A four-year, $3.9 million grant from the National Science Foundation will allow University of Georgia scientists to develop new tools to study the genes and enzymes that make plant cell wall materials and to investigate cell wall structure.

“We are delighted with news of this significant NSF grant, which comes during a time when external funding is especially critical,” said UGA President Michael F. Adams. “Plant genomics has been one of UGA’s most successful research areas over the past several years, and this latest grant continues that success. Dr. Hahn and his colleagues are poised to make significant contributions in this field.”

Michael G. Hahn, a plant biochemist in UGA’s Complex Carbohydrate Research Center and department of plant biology, is the project’s principal investigator. Co-principal investigators are Christopher S. King, College of Veterinary Medicine; Geert-Jan Boons, CCRC and department of chemistry; Malcolm O’Neill, CCRC; and William S. York, CCRC and department of biochemistry and molecular biology.

Plant cell walls are composed primarily of polysaccharides – complex molecules made of sugars. These molecules have important roles in plant growth and development, mechanical strength and defense against diseases. Cell wall polysaccharides also have commercial value in food processing, human nutrition and paper production.

# AIM OF THE EXERCISE
Write a continuation of the article on the NSF grant for plant cell wall research, starting right after its final sentence. The entries that follow are not needed for anything here.

# DATA FOR ANALYSIS
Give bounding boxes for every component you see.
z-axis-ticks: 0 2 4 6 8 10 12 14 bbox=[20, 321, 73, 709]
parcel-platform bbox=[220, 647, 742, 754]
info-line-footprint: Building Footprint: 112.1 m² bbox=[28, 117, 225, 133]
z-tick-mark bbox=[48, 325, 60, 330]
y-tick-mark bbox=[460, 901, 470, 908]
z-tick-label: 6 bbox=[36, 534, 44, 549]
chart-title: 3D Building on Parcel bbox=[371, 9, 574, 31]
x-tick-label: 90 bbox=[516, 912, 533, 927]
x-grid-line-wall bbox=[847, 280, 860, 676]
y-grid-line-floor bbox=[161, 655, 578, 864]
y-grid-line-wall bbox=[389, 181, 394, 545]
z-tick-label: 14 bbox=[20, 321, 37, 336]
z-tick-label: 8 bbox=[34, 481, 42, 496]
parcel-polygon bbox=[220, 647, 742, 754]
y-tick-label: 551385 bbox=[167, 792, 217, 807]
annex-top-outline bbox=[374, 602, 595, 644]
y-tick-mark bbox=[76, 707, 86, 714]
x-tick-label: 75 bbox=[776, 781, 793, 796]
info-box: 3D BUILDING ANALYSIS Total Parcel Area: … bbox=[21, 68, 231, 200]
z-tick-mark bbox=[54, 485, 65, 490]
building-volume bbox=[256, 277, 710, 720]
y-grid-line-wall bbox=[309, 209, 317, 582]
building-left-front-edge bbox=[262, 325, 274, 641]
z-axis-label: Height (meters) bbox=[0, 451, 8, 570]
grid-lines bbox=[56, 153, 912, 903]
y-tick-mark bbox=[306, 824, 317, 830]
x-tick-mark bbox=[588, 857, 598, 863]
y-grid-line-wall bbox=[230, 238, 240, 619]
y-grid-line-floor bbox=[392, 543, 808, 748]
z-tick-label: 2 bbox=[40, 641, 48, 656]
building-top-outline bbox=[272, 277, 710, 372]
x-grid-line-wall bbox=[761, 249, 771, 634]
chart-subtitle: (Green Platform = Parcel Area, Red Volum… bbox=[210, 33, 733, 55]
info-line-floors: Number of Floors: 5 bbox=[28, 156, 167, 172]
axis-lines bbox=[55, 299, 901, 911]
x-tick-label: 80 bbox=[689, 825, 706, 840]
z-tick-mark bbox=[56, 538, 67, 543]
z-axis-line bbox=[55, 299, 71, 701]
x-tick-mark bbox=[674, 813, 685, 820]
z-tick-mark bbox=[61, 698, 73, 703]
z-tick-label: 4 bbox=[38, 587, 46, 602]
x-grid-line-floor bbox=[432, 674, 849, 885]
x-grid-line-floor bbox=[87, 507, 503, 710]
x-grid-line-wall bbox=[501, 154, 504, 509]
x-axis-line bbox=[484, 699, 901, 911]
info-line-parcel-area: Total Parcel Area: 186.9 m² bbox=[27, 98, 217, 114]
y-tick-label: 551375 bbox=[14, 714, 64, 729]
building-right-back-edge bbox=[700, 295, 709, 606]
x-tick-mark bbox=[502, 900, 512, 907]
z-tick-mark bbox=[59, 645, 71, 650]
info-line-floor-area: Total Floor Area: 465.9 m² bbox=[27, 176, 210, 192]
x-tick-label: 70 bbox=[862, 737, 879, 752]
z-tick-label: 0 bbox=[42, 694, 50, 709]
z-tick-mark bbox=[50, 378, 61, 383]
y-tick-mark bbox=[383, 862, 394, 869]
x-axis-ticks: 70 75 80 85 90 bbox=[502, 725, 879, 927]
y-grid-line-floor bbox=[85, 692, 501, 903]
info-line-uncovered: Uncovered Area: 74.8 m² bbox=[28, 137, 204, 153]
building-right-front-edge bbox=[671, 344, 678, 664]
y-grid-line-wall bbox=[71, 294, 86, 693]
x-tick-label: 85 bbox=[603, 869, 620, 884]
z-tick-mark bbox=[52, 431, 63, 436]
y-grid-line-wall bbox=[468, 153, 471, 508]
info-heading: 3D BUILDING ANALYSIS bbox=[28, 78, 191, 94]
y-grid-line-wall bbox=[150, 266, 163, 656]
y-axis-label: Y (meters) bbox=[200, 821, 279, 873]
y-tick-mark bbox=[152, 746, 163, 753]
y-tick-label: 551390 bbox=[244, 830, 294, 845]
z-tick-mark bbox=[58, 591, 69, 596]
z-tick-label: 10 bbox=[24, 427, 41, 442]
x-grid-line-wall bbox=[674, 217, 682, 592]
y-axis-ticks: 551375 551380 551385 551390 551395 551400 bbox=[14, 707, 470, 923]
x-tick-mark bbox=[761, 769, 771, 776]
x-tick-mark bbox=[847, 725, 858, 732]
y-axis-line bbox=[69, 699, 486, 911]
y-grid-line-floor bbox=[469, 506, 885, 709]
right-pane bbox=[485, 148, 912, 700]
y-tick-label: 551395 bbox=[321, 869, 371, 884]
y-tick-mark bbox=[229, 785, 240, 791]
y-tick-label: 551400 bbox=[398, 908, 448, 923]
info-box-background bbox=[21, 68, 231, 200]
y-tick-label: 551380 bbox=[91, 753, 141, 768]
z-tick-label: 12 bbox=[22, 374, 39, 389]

# ANSWER FOR THE TASK
“As many as 2,000 genes are involved in plant cell wall synthesis, modification and degradation,” said Hahn. “But we have very few ways of proving that these genes are actually doing what we think they are.”

One difficulty is that the order of sugars within a polysaccharide is not directly related to the genetic code. Rather, the genes code for the enzymes that make sugars (the building blocks of polysaccharides) and for the enzymes that link sugars together to form polysaccharides. This apparent lack of a template for polysaccharide structure and the inherent structural complexity of polysaccharides have complicated studies of how plant cell walls are made.

“The current approaches for identifying these genes have encountered unanticipated roadblocks,” said Hahn, who is the lead researcher on the new grant. “We propose to provide some different molecular tools that we expect will assist scientists studying wall synthesis.”

The UGA researchers plan to produce more than 100 distinct monoclonal antibodies that bind to well-defined polysaccharide structures. The antibodies can be used in tests to detect a specific structure in plant cell walls.

“We can then mutate a gene and use antibodies to detect when a structure disappears from the wall,” said Hahn. “If a structure disappears, then we’ll know the gene or gene product is involved in building or modifying the wall.”

The antibodies also will be useful tools in studies of plant cell wall structure and function.

The project will make antibodies available to researchers around the world. Hahn said an antibody repository has already been established at UGA, with a back-up collection at the University of Leeds, United Kingdom. Information about the polysaccharide structures that the antibodies recognize will be made available through the NSF-funded Plant Cell Wall Biosynthesis Research Network Web site (http://xyloglucan.prl.msu.edu).

The project also will provide research training for undergraduates, particularly minority students.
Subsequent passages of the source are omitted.